··· INPUT DATA
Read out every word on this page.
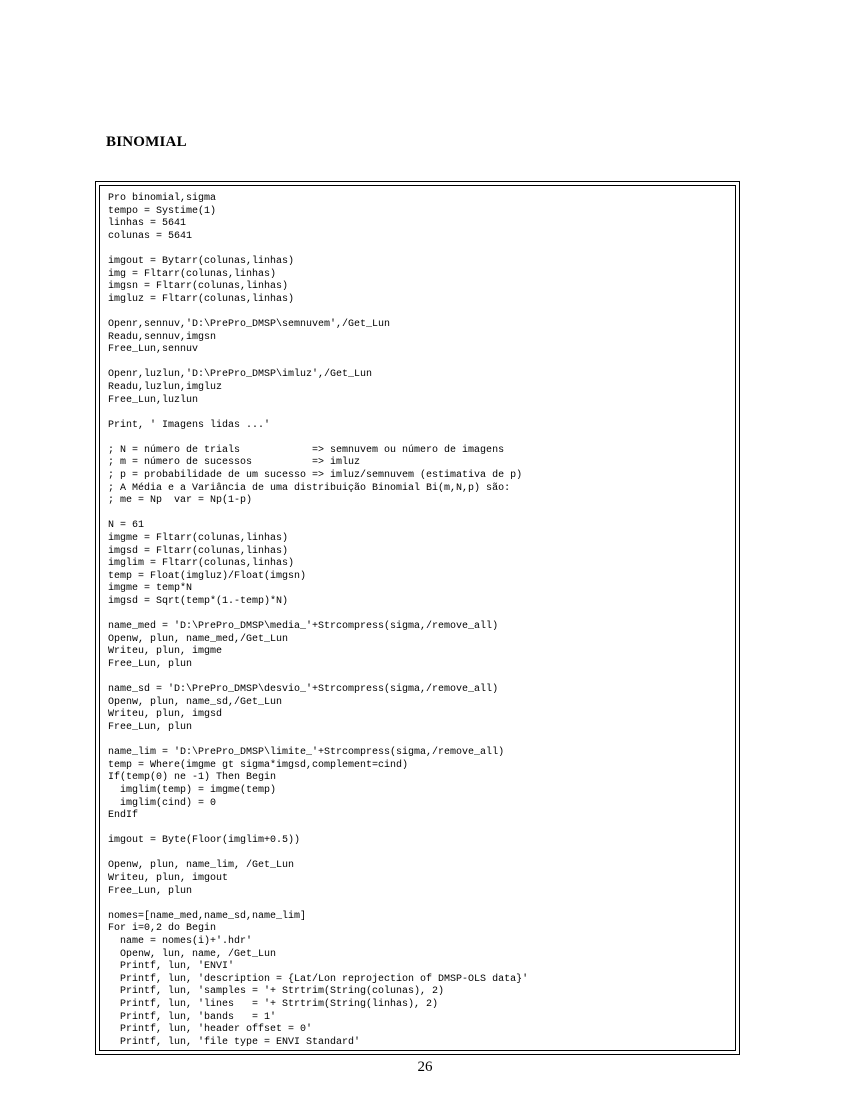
BINOMIAL
Pro binomial,sigma
tempo = Systime(1)
linhas = 5641
colunas = 5641
imgout = Bytarr(colunas,linhas)
img = Fltarr(colunas,linhas)
imgsn = Fltarr(colunas,linhas)
imgluz = Fltarr(colunas,linhas)
Openr,sennuv,'D:\PrePro_DMSP\semnuvem',/Get_Lun
Readu,sennuv,imgsn
Free_Lun,sennuv
Openr,luzlun,'D:\PrePro_DMSP\imluz',/Get_Lun
Readu,luzlun,imgluz
Free_Lun,luzlun
Print, ' Imagens lidas ...'
; N = número de trials            => semnuvem ou número de imagens
; m = número de sucessos          => imluz
; p = probabilidade de um sucesso => imluz/semnuvem (estimativa de p)
; A Média e a Variância de uma distribuição Binomial Bi(m,N,p) são:
; me = Np  var = Np(1-p)
N = 61
imgme = Fltarr(colunas,linhas)
imgsd = Fltarr(colunas,linhas)
imglim = Fltarr(colunas,linhas)
temp = Float(imgluz)/Float(imgsn)
imgme = temp*N
imgsd = Sqrt(temp*(1.-temp)*N)
name_med = 'D:\PrePro_DMSP\media_'+Strcompress(sigma,/remove_all)
Openw, plun, name_med,/Get_Lun
Writeu, plun, imgme
Free_Lun, plun
name_sd = 'D:\PrePro_DMSP\desvio_'+Strcompress(sigma,/remove_all)
Openw, plun, name_sd,/Get_Lun
Writeu, plun, imgsd
Free_Lun, plun
name_lim = 'D:\PrePro_DMSP\limite_'+Strcompress(sigma,/remove_all)
temp = Where(imgme gt sigma*imgsd,complement=cind)
If(temp(0) ne -1) Then Begin
imglim(temp) = imgme(temp)
imglim(cind) = 0
EndIf
imgout = Byte(Floor(imglim+0.5))
Openw, plun, name_lim, /Get_Lun
Writeu, plun, imgout
Free_Lun, plun
nomes=[name_med,name_sd,name_lim]
For i=0,2 do Begin
name = nomes(i)+'.hdr'
Openw, lun, name, /Get_Lun
Printf, lun, 'ENVI'
Printf, lun, 'description = {Lat/Lon reprojection of DMSP-OLS data}'
Printf, lun, 'samples = '+ Strtrim(String(colunas), 2)
Printf, lun, 'lines   = '+ Strtrim(String(linhas), 2)
Printf, lun, 'bands   = 1'
Printf, lun, 'header offset = 0'
Printf, lun, 'file type = ENVI Standard'
26
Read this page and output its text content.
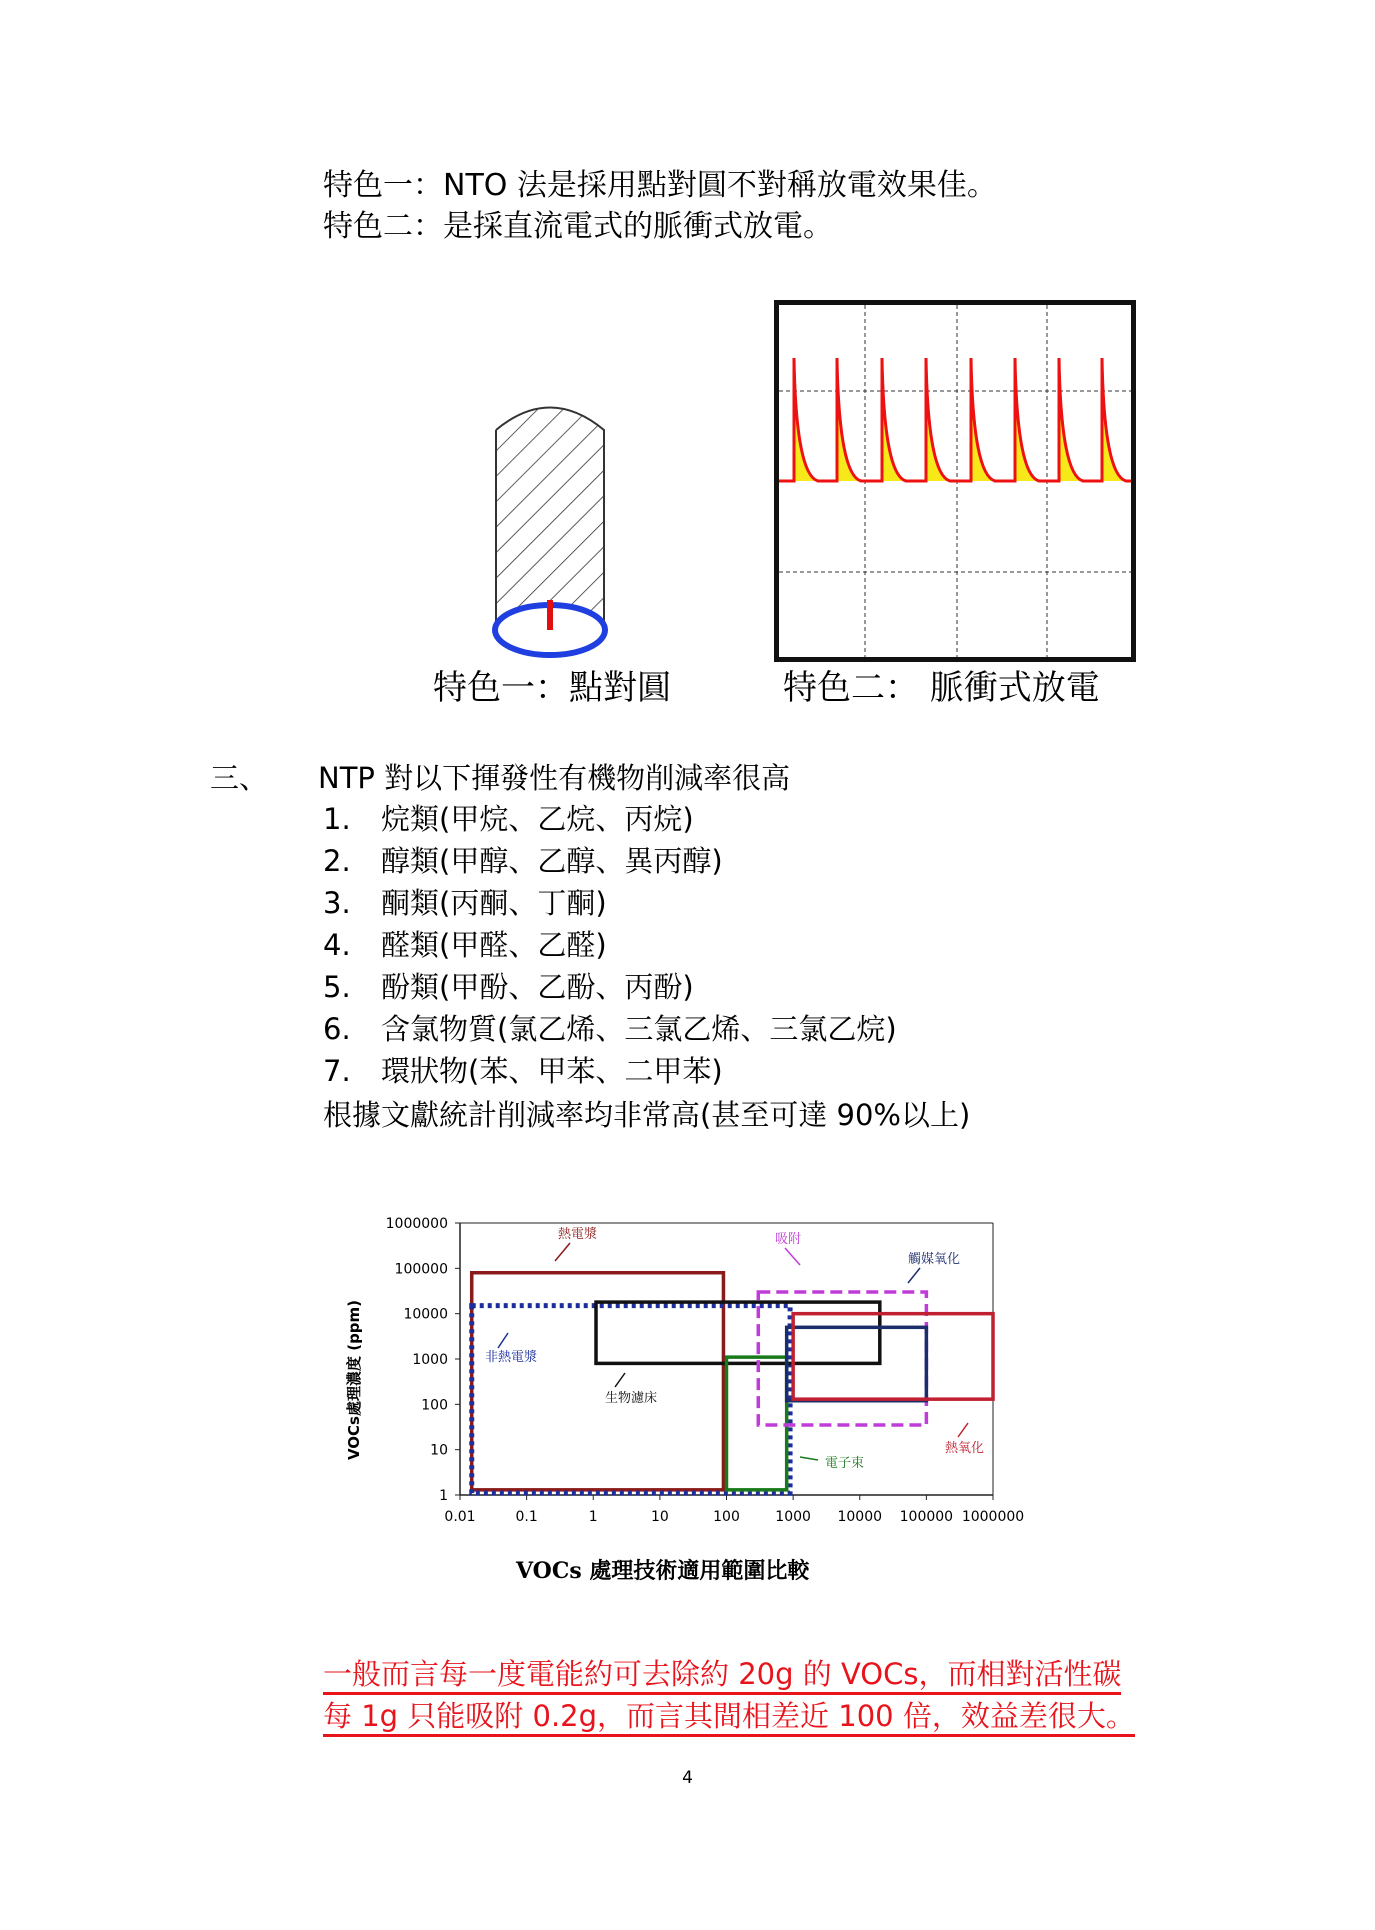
特色一：NTO 法是採用點對圓不對稱放電效果佳。
特色二：是採直流電式的脈衝式放電。
特色一：點對圓	特色二： 脈衝式放電
三、 NTP 對以下揮發性有機物削減率很高
1. 烷類(甲烷、乙烷、丙烷)
2. 醇類(甲醇、乙醇、異丙醇)
3. 酮類(丙酮、丁酮)
4. 醛類(甲醛、乙醛)
5. 酚類(甲酚、乙酚、丙酚)
6. 含氯物質(氯乙烯、三氯乙烯、三氯乙烷)
7. 環狀物(苯、甲苯、二甲苯)
根據文獻統計削減率均非常高(甚至可達 90%以上)
1
10
100
1000
10000
100000
1000000
0.01	0.1	1	10	100	1000 10000 100000 1000000
熱電漿
非熱電漿
生物濾床
電子束
吸附
觸媒氧化
熱氧化
VOCs處理濃度 (ppm)
VOCs 處理技術適用範圍比較
一般而言每一度電能約可去除約 20g 的 VOCs，而相對活性碳
每 1g 只能吸附 0.2g，而言其間相差近 100 倍，效益差很大。
4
······
- _OBJECTIVE_
Copy each line exactly, and leave the pictures out of your copy.

- _RIGHT ANSWER_
Read out every word on this page.
BINOMIAL
Pro binomial,sigma
tempo = Systime(1)
linhas = 5641
colunas = 5641
imgout = Bytarr(colunas,linhas)
img = Fltarr(colunas,linhas)
imgsn = Fltarr(colunas,linhas)
imgluz = Fltarr(colunas,linhas)
Openr,sennuv,'D:\PrePro_DMSP\semnuvem',/Get_Lun
Readu,sennuv,imgsn
Free_Lun,sennuv
Openr,luzlun,'D:\PrePro_DMSP\imluz',/Get_Lun
Readu,luzlun,imgluz
Free_Lun,luzlun
Print, ' Imagens lidas ...'
; N = número de trials            => semnuvem ou número de imagens
; m = número de sucessos          => imluz
; p = probabilidade de um sucesso => imluz/semnuvem (estimativa de p)
; A Média e a Variância de uma distribuição Binomial Bi(m,N,p) são:
; me = Np  var = Np(1-p)
N = 61
imgme = Fltarr(colunas,linhas)
imgsd = Fltarr(colunas,linhas)
imglim = Fltarr(colunas,linhas)
temp = Float(imgluz)/Float(imgsn)
imgme = temp*N
imgsd = Sqrt(temp*(1.-temp)*N)
name_med = 'D:\PrePro_DMSP\media_'+Strcompress(sigma,/remove_all)
Openw, plun, name_med,/Get_Lun
Writeu, plun, imgme
Free_Lun, plun
name_sd = 'D:\PrePro_DMSP\desvio_'+Strcompress(sigma,/remove_all)
Openw, plun, name_sd,/Get_Lun
Writeu, plun, imgsd
Free_Lun, plun
name_lim = 'D:\PrePro_DMSP\limite_'+Strcompress(sigma,/remove_all)
temp = Where(imgme gt sigma*imgsd,complement=cind)
If(temp(0) ne -1) Then Begin
imglim(temp) = imgme(temp)
imglim(cind) = 0
EndIf
imgout = Byte(Floor(imglim+0.5))
Openw, plun, name_lim, /Get_Lun
Writeu, plun, imgout
Free_Lun, plun
nomes=[name_med,name_sd,name_lim]
For i=0,2 do Begin
name = nomes(i)+'.hdr'
Openw, lun, name, /Get_Lun
Printf, lun, 'ENVI'
Printf, lun, 'description = {Lat/Lon reprojection of DMSP-OLS data}'
Printf, lun, 'samples = '+ Strtrim(String(colunas), 2)
Printf, lun, 'lines   = '+ Strtrim(String(linhas), 2)
Printf, lun, 'bands   = 1'
Printf, lun, 'header offset = 0'
Printf, lun, 'file type = ENVI Standard'
26
Read this page and output its text content.
特色一：NTO 法是採用點對圓不對稱放電效果佳。
特色二：是採直流電式的脈衝式放電。
特色一：點對圓	特色二： 脈衝式放電
三、 NTP 對以下揮發性有機物削減率很高
1. 烷類(甲烷、乙烷、丙烷)
2. 醇類(甲醇、乙醇、異丙醇)
3. 酮類(丙酮、丁酮)
4. 醛類(甲醛、乙醛)
5. 酚類(甲酚、乙酚、丙酚)
6. 含氯物質(氯乙烯、三氯乙烯、三氯乙烷)
7. 環狀物(苯、甲苯、二甲苯)
根據文獻統計削減率均非常高(甚至可達 90%以上)
1
10
100
1000
10000
100000
1000000
0.01	0.1	1	10	100	1000 10000 100000 1000000
熱電漿
非熱電漿
生物濾床
電子束
吸附
觸媒氧化
熱氧化
VOCs處理濃度 (ppm)
VOCs 處理技術適用範圍比較
一般而言每一度電能約可去除約 20g 的 VOCs，而相對活性碳
每 1g 只能吸附 0.2g，而言其間相差近 100 倍，效益差很大。
4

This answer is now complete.